Dataset listings of figures:
-=-=-
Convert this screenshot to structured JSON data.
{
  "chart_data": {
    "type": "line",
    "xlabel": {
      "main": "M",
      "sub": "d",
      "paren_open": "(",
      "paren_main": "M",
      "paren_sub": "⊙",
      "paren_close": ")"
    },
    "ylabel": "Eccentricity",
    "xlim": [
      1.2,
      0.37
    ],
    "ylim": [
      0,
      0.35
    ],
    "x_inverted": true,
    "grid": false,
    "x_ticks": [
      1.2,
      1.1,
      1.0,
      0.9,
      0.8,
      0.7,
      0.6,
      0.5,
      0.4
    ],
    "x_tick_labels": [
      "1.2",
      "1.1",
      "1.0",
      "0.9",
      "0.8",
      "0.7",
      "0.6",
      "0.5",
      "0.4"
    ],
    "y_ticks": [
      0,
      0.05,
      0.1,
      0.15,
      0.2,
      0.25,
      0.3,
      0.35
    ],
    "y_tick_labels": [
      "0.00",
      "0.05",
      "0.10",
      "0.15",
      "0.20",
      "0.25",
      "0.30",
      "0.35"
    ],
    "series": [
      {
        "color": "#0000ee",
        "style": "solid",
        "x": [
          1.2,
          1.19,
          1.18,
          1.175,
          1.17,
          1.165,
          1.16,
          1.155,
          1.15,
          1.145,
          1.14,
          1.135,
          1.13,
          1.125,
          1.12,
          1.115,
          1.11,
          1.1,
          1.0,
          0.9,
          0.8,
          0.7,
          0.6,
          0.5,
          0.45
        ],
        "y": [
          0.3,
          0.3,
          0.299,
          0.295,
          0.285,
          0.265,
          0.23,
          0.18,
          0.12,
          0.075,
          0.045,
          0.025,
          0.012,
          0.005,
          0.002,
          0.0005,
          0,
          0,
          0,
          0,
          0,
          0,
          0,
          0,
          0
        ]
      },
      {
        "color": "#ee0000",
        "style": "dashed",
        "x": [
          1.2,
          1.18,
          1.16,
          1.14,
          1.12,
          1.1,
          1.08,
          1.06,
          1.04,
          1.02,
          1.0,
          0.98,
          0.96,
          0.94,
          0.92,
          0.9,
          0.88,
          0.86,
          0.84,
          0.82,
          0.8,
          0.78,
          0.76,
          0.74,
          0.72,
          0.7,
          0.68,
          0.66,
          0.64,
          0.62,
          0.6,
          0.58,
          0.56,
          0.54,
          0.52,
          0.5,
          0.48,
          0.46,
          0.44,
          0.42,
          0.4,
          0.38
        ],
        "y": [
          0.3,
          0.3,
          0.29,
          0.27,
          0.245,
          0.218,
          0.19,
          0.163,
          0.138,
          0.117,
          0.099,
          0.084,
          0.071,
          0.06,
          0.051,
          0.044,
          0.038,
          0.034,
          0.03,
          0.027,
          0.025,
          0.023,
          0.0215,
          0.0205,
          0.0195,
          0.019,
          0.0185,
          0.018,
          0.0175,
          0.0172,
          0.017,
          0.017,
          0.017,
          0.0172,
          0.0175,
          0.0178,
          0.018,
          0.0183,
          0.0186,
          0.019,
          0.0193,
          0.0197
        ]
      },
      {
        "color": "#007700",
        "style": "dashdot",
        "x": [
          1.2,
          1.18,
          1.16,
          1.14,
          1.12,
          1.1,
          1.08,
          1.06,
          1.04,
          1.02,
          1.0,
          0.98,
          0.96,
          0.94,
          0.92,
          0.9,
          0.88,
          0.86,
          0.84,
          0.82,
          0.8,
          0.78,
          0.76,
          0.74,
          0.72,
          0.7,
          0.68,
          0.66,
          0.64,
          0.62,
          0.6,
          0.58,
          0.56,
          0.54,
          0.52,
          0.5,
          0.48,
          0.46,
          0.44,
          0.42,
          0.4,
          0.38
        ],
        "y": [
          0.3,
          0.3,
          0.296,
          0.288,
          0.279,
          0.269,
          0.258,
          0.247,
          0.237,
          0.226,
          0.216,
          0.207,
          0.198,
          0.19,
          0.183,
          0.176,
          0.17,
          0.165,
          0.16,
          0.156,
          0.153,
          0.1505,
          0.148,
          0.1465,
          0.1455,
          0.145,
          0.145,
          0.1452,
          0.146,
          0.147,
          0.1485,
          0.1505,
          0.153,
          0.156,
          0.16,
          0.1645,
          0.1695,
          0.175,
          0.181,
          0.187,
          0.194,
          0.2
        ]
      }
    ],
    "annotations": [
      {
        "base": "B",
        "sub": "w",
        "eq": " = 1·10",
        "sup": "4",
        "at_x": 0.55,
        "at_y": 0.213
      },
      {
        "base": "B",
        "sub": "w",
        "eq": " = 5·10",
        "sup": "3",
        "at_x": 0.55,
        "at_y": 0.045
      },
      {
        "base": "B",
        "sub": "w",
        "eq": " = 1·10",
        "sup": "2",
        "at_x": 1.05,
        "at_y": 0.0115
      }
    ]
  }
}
-=-=-
Task brief: From the listing above, reproduce all the lines exactly.

Result of this task:
Convert this screenshot to structured JSON data.
{
  "chart_data": {
    "type": "line",
    "xlabel": {
      "main": "M",
      "sub": "d",
      "paren_open": "(",
      "paren_main": "M",
      "paren_sub": "⊙",
      "paren_close": ")"
    },
    "ylabel": "Eccentricity",
    "xlim": [
      1.2,
      0.37
    ],
    "ylim": [
      0,
      0.35
    ],
    "x_inverted": true,
    "grid": false,
    "x_ticks": [
      1.2,
      1.1,
      1.0,
      0.9,
      0.8,
      0.7,
      0.6,
      0.5,
      0.4
    ],
    "x_tick_labels": [
      "1.2",
      "1.1",
      "1.0",
      "0.9",
      "0.8",
      "0.7",
      "0.6",
      "0.5",
      "0.4"
    ],
    "y_ticks": [
      0,
      0.05,
      0.1,
      0.15,
      0.2,
      0.25,
      0.3,
      0.35
    ],
    "y_tick_labels": [
      "0.00",
      "0.05",
      "0.10",
      "0.15",
      "0.20",
      "0.25",
      "0.30",
      "0.35"
    ],
    "series": [
      {
        "color": "#0000ee",
        "style": "solid",
        "x": [
          1.2,
          1.19,
          1.18,
          1.175,
          1.17,
          1.165,
          1.16,
          1.155,
          1.15,
          1.145,
          1.14,
          1.135,
          1.13,
          1.125,
          1.12,
          1.115,
          1.11,
          1.1,
          1.0,
          0.9,
          0.8,
          0.7,
          0.6,
          0.5,
          0.45
        ],
        "y": [
          0.3,
          0.3,
          0.299,
          0.295,
          0.285,
          0.265,
          0.23,
          0.18,
          0.12,
          0.075,
          0.045,
          0.025,
          0.012,
          0.005,
          0.002,
          0.0005,
          0,
          0,
          0,
          0,
          0,
          0,
          0,
          0,
          0
        ]
      },
      {
        "color": "#ee0000",
        "style": "dashed",
        "x": [
          1.2,
          1.18,
          1.16,
          1.14,
          1.12,
          1.1,
          1.08,
          1.06,
          1.04,
          1.02,
          1.0,
          0.98,
          0.96,
          0.94,
          0.92,
          0.9,
          0.88,
          0.86,
          0.84,
          0.82,
          0.8,
          0.78,
          0.76,
          0.74,
          0.72,
          0.7,
          0.68,
          0.66,
          0.64,
          0.62,
          0.6,
          0.58,
          0.56,
          0.54,
          0.52,
          0.5,
          0.48,
          0.46,
          0.44,
          0.42,
          0.4,
          0.38
        ],
        "y": [
          0.3,
          0.3,
          0.29,
          0.27,
          0.245,
          0.218,
          0.19,
          0.163,
          0.138,
          0.117,
          0.099,
          0.084,
          0.071,
          0.06,
          0.051,
          0.044,
          0.038,
          0.034,
          0.03,
          0.027,
          0.025,
          0.023,
          0.0215,
          0.0205,
          0.0195,
          0.019,
          0.0185,
          0.018,
          0.0175,
          0.0172,
          0.017,
          0.017,
          0.017,
          0.0172,
          0.0175,
          0.0178,
          0.018,
          0.0183,
          0.0186,
          0.019,
          0.0193,
          0.0197
        ]
      },
      {
        "color": "#007700",
        "style": "dashdot",
        "x": [
          1.2,
          1.18,
          1.16,
          1.14,
          1.12,
          1.1,
          1.08,
          1.06,
          1.04,
          1.02,
          1.0,
          0.98,
          0.96,
          0.94,
          0.92,
          0.9,
          0.88,
          0.86,
          0.84,
          0.82,
          0.8,
          0.78,
          0.76,
          0.74,
          0.72,
          0.7,
          0.68,
          0.66,
          0.64,
          0.62,
          0.6,
          0.58,
          0.56,
          0.54,
          0.52,
          0.5,
          0.48,
          0.46,
          0.44,
          0.42,
          0.4,
          0.38
        ],
        "y": [
          0.3,
          0.3,
          0.296,
          0.288,
          0.279,
          0.269,
          0.258,
          0.247,
          0.237,
          0.226,
          0.216,
          0.207,
          0.198,
          0.19,
          0.183,
          0.176,
          0.17,
          0.165,
          0.16,
          0.156,
          0.153,
          0.1505,
          0.148,
          0.1465,
          0.1455,
          0.145,
          0.145,
          0.1452,
          0.146,
          0.147,
          0.1485,
          0.1505,
          0.153,
          0.156,
          0.16,
          0.1645,
          0.1695,
          0.175,
          0.181,
          0.187,
          0.194,
          0.2
        ]
      }
    ],
    "annotations": [
      {
        "base": "B",
        "sub": "w",
        "eq": " = 1·10",
        "sup": "4",
        "at_x": 0.55,
        "at_y": 0.213
      },
      {
        "base": "B",
        "sub": "w",
        "eq": " = 5·10",
        "sup": "3",
        "at_x": 0.55,
        "at_y": 0.045
      },
      {
        "base": "B",
        "sub": "w",
        "eq": " = 1·10",
        "sup": "2",
        "at_x": 1.05,
        "at_y": 0.0115
      }
    ]
  }
}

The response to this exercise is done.